-- Extracted information follows --

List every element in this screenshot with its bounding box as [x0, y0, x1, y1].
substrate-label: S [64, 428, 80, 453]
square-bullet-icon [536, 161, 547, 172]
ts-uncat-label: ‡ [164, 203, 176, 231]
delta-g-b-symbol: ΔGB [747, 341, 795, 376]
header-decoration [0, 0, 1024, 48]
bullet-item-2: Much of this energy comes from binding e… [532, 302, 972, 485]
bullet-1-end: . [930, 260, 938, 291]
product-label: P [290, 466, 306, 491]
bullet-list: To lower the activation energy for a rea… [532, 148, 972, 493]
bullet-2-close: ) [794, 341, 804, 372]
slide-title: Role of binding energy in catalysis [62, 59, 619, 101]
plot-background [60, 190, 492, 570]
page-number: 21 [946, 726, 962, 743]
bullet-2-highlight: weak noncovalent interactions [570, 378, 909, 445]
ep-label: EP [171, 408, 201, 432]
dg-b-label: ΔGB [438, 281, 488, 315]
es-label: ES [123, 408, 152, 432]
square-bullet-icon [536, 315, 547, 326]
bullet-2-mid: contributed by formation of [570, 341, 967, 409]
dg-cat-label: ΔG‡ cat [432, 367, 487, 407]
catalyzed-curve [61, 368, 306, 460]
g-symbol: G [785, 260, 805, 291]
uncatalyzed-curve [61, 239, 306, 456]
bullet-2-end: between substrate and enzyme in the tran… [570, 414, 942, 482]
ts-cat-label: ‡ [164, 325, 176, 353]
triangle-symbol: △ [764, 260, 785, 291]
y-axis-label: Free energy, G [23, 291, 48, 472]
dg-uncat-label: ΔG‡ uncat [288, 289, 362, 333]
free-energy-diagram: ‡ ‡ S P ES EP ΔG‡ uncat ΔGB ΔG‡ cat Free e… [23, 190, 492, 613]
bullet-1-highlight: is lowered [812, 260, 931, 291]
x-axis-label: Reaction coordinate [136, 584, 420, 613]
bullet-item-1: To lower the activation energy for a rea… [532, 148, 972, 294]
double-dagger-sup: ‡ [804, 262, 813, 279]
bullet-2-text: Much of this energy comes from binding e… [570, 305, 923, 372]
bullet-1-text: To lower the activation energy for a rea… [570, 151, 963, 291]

-- Extracted information concluded --

> **Exercise requirements**:
A bare number is the whole answer: how many lines in the entries contain "item"?

> **Task solution**:
2